» Set task
Copy out every record below, word for word.

[Stored data]
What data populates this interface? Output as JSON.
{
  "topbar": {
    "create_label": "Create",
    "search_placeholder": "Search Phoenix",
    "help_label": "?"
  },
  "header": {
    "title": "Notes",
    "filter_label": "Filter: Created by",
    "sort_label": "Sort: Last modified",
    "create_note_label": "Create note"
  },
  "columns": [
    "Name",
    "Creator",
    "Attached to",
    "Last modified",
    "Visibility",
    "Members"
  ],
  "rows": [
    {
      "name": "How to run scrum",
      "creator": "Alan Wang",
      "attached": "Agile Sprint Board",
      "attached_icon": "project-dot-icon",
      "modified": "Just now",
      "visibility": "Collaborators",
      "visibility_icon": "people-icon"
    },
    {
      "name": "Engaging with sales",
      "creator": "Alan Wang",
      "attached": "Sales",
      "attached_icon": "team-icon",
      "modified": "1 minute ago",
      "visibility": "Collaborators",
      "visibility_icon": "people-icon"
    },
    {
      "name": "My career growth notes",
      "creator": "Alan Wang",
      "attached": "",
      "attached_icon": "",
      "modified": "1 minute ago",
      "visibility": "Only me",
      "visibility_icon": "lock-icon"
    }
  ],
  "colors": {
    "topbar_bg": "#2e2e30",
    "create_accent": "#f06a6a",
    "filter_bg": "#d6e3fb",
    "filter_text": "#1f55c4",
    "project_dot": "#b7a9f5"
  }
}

» Solution to this task
What data populates this interface? Output as JSON.
{
  "topbar": {
    "create_label": "Create",
    "search_placeholder": "Search Phoenix",
    "help_label": "?"
  },
  "header": {
    "title": "Notes",
    "filter_label": "Filter: Created by",
    "sort_label": "Sort: Last modified",
    "create_note_label": "Create note"
  },
  "columns": [
    "Name",
    "Creator",
    "Attached to",
    "Last modified",
    "Visibility",
    "Members"
  ],
  "rows": [
    {
      "name": "How to run scrum",
      "creator": "Alan Wang",
      "attached": "Agile Sprint Board",
      "attached_icon": "project-dot-icon",
      "modified": "Just now",
      "visibility": "Collaborators",
      "visibility_icon": "people-icon"
    },
    {
      "name": "Engaging with sales",
      "creator": "Alan Wang",
      "attached": "Sales",
      "attached_icon": "team-icon",
      "modified": "1 minute ago",
      "visibility": "Collaborators",
      "visibility_icon": "people-icon"
    },
    {
      "name": "My career growth notes",
      "creator": "Alan Wang",
      "attached": "",
      "attached_icon": "",
      "modified": "1 minute ago",
      "visibility": "Only me",
      "visibility_icon": "lock-icon"
    }
  ],
  "colors": {
    "topbar_bg": "#2e2e30",
    "create_accent": "#f06a6a",
    "filter_bg": "#d6e3fb",
    "filter_text": "#1f55c4",
    "project_dot": "#b7a9f5"
  }
}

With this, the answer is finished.